EXERCISE INSTRUCTIONS
A verbatim copy of the records is required, with all pictures left out.

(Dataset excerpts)

-*-*-

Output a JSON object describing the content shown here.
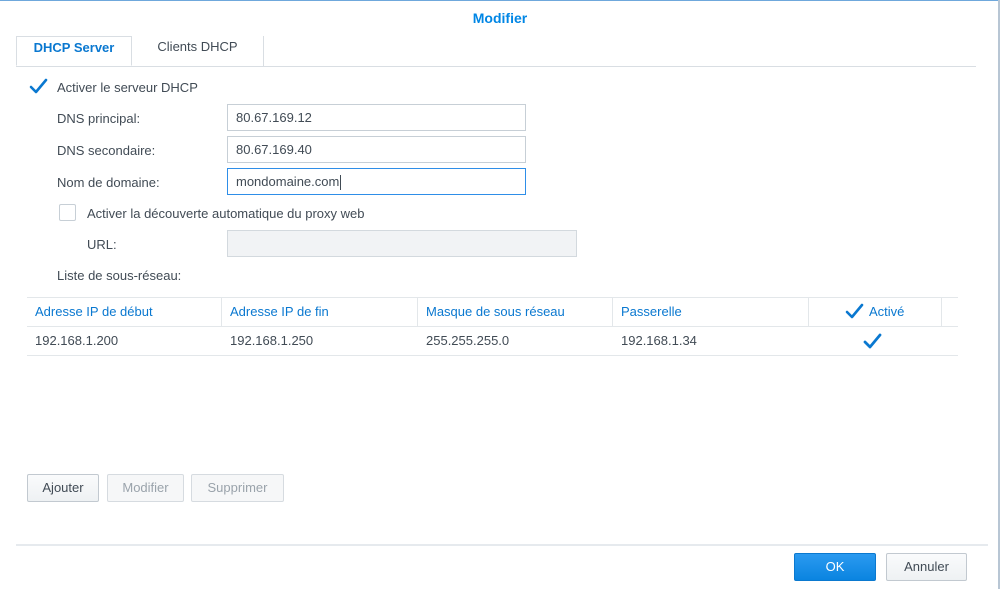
{
  "dialog": {
    "title": "Modifier"
  },
  "tabs": [
    {
      "label": "DHCP Server",
      "active": true
    },
    {
      "label": "Clients DHCP",
      "active": false
    }
  ],
  "form": {
    "enable_dhcp": {
      "label": "Activer le serveur DHCP",
      "checked": true
    },
    "dns_primary": {
      "label": "DNS principal:",
      "value": "80.67.169.12"
    },
    "dns_secondary": {
      "label": "DNS secondaire:",
      "value": "80.67.169.40"
    },
    "domain_name": {
      "label": "Nom de domaine:",
      "value": "mondomaine.com"
    },
    "proxy_autodiscovery": {
      "label": "Activer la découverte automatique du proxy web",
      "checked": false
    },
    "url": {
      "label": "URL:",
      "value": ""
    },
    "subnet_list_label": "Liste de sous-réseau:"
  },
  "subnet_table": {
    "columns": [
      "Adresse IP de début",
      "Adresse IP de fin",
      "Masque de sous réseau",
      "Passerelle",
      "Activé"
    ],
    "rows": [
      {
        "start": "192.168.1.200",
        "end": "192.168.1.250",
        "mask": "255.255.255.0",
        "gateway": "192.168.1.34",
        "enabled": true
      }
    ]
  },
  "table_buttons": {
    "add": "Ajouter",
    "edit": "Modifier",
    "delete": "Supprimer"
  },
  "footer": {
    "ok": "OK",
    "cancel": "Annuler"
  },
  "colors": {
    "accent": "#0086e5",
    "check": "#0a78d0"
  }
}
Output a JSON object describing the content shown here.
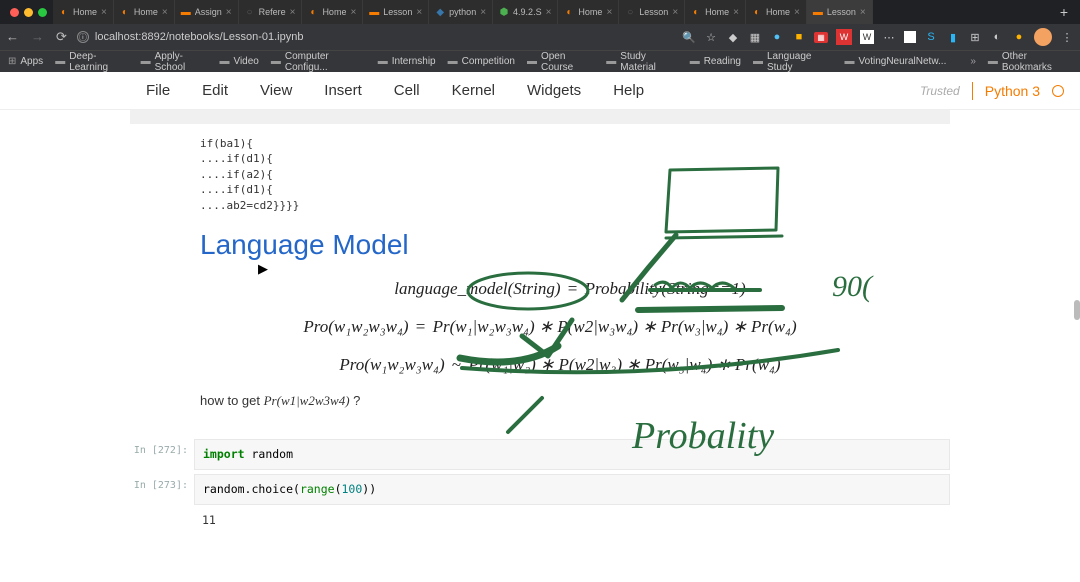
{
  "browser": {
    "url_display": "localhost:8892/notebooks/Lesson-01.ipynb",
    "tabs": [
      {
        "favicon": "jupyter",
        "title": "Home"
      },
      {
        "favicon": "jupyter",
        "title": "Home"
      },
      {
        "favicon": "orange",
        "title": "Assign"
      },
      {
        "favicon": "none",
        "title": "Refere"
      },
      {
        "favicon": "jupyter",
        "title": "Home"
      },
      {
        "favicon": "orange",
        "title": "Lesson"
      },
      {
        "favicon": "python",
        "title": "python"
      },
      {
        "favicon": "green",
        "title": "4.9.2.S"
      },
      {
        "favicon": "jupyter",
        "title": "Home"
      },
      {
        "favicon": "none",
        "title": "Lesson"
      },
      {
        "favicon": "jupyter",
        "title": "Home"
      },
      {
        "favicon": "jupyter",
        "title": "Home"
      },
      {
        "favicon": "orange",
        "title": "Lesson",
        "active": true
      }
    ],
    "bookmarks": [
      "Apps",
      "Deep-Learning",
      "Apply-School",
      "Video",
      "Computer Configu...",
      "Internship",
      "Competition",
      "Open Course",
      "Study Material",
      "Reading",
      "Language Study",
      "VotingNeuralNetw..."
    ],
    "other_bookmarks": "Other Bookmarks"
  },
  "jupyter": {
    "menu": [
      "File",
      "Edit",
      "View",
      "Insert",
      "Cell",
      "Kernel",
      "Widgets",
      "Help"
    ],
    "trusted": "Trusted",
    "kernel": "Python 3"
  },
  "notebook": {
    "raw_code": "if(ba1){\n....if(d1){\n....if(a2){\n....if(d1){\n....ab2=cd2}}}}",
    "heading": "Language Model",
    "eq1_lhs": "language_model(String)",
    "eq1_rhs": "Probability(String==1)",
    "eq2_lhs": "Pro(w₁w₂w₃w₄)",
    "eq2_rhs": "Pr(w₁|w₂w₃w₄) ∗ P(w2|w₃w₄) ∗ Pr(w₃|w₄) ∗ Pr(w₄)",
    "eq3_lhs": "Pro(w₁w₂w₃w₄)",
    "eq3_rhs": "Pr(w₁|w₂) ∗ P(w2|w₃) ∗ Pr(w₃|w₄) ∗ Pr(w₄)",
    "howto_prefix": "how to get ",
    "howto_math": "Pr(w1|w2w3w4)",
    "howto_suffix": " ?",
    "cell1_prompt": "In [272]:",
    "cell1_code_kw": "import",
    "cell1_code_rest": " random",
    "cell2_prompt": "In [273]:",
    "cell2_code_a": "random.choice(",
    "cell2_code_b": "range",
    "cell2_code_c": "(",
    "cell2_code_d": "100",
    "cell2_code_e": "))",
    "out_value": "11"
  },
  "ink": {
    "stroke_color": "#2a6e3f",
    "scribble_number": "90(",
    "scribble_word": "Probality"
  }
}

-*-*-

OUTPUT FOR THIS TASK
Output a JSON object describing the content shown here.
{
  "dialog": {
    "title": "Modifier"
  },
  "tabs": [
    {
      "label": "DHCP Server",
      "active": true
    },
    {
      "label": "Clients DHCP",
      "active": false
    }
  ],
  "form": {
    "enable_dhcp": {
      "label": "Activer le serveur DHCP",
      "checked": true
    },
    "dns_primary": {
      "label": "DNS principal:",
      "value": "80.67.169.12"
    },
    "dns_secondary": {
      "label": "DNS secondaire:",
      "value": "80.67.169.40"
    },
    "domain_name": {
      "label": "Nom de domaine:",
      "value": "mondomaine.com"
    },
    "proxy_autodiscovery": {
      "label": "Activer la découverte automatique du proxy web",
      "checked": false
    },
    "url": {
      "label": "URL:",
      "value": ""
    },
    "subnet_list_label": "Liste de sous-réseau:"
  },
  "subnet_table": {
    "columns": [
      "Adresse IP de début",
      "Adresse IP de fin",
      "Masque de sous réseau",
      "Passerelle",
      "Activé"
    ],
    "rows": [
      {
        "start": "192.168.1.200",
        "end": "192.168.1.250",
        "mask": "255.255.255.0",
        "gateway": "192.168.1.34",
        "enabled": true
      }
    ]
  },
  "table_buttons": {
    "add": "Ajouter",
    "edit": "Modifier",
    "delete": "Supprimer"
  },
  "footer": {
    "ok": "OK",
    "cancel": "Annuler"
  },
  "colors": {
    "accent": "#0086e5",
    "check": "#0a78d0"
  }
}
Output a JSON object describing the content shown here.
{
  "browser": {
    "url_display": "localhost:8892/notebooks/Lesson-01.ipynb",
    "tabs": [
      {
        "favicon": "jupyter",
        "title": "Home"
      },
      {
        "favicon": "jupyter",
        "title": "Home"
      },
      {
        "favicon": "orange",
        "title": "Assign"
      },
      {
        "favicon": "none",
        "title": "Refere"
      },
      {
        "favicon": "jupyter",
        "title": "Home"
      },
      {
        "favicon": "orange",
        "title": "Lesson"
      },
      {
        "favicon": "python",
        "title": "python"
      },
      {
        "favicon": "green",
        "title": "4.9.2.S"
      },
      {
        "favicon": "jupyter",
        "title": "Home"
      },
      {
        "favicon": "none",
        "title": "Lesson"
      },
      {
        "favicon": "jupyter",
        "title": "Home"
      },
      {
        "favicon": "jupyter",
        "title": "Home"
      },
      {
        "favicon": "orange",
        "title": "Lesson",
        "active": true
      }
    ],
    "bookmarks": [
      "Apps",
      "Deep-Learning",
      "Apply-School",
      "Video",
      "Computer Configu...",
      "Internship",
      "Competition",
      "Open Course",
      "Study Material",
      "Reading",
      "Language Study",
      "VotingNeuralNetw..."
    ],
    "other_bookmarks": "Other Bookmarks"
  },
  "jupyter": {
    "menu": [
      "File",
      "Edit",
      "View",
      "Insert",
      "Cell",
      "Kernel",
      "Widgets",
      "Help"
    ],
    "trusted": "Trusted",
    "kernel": "Python 3"
  },
  "notebook": {
    "raw_code": "if(ba1){\n....if(d1){\n....if(a2){\n....if(d1){\n....ab2=cd2}}}}",
    "heading": "Language Model",
    "eq1_lhs": "language_model(String)",
    "eq1_rhs": "Probability(String==1)",
    "eq2_lhs": "Pro(w₁w₂w₃w₄)",
    "eq2_rhs": "Pr(w₁|w₂w₃w₄) ∗ P(w2|w₃w₄) ∗ Pr(w₃|w₄) ∗ Pr(w₄)",
    "eq3_lhs": "Pro(w₁w₂w₃w₄)",
    "eq3_rhs": "Pr(w₁|w₂) ∗ P(w2|w₃) ∗ Pr(w₃|w₄) ∗ Pr(w₄)",
    "howto_prefix": "how to get ",
    "howto_math": "Pr(w1|w2w3w4)",
    "howto_suffix": " ?",
    "cell1_prompt": "In [272]:",
    "cell1_code_kw": "import",
    "cell1_code_rest": " random",
    "cell2_prompt": "In [273]:",
    "cell2_code_a": "random.choice(",
    "cell2_code_b": "range",
    "cell2_code_c": "(",
    "cell2_code_d": "100",
    "cell2_code_e": "))",
    "out_value": "11"
  },
  "ink": {
    "stroke_color": "#2a6e3f",
    "scribble_number": "90(",
    "scribble_word": "Probality"
  }
}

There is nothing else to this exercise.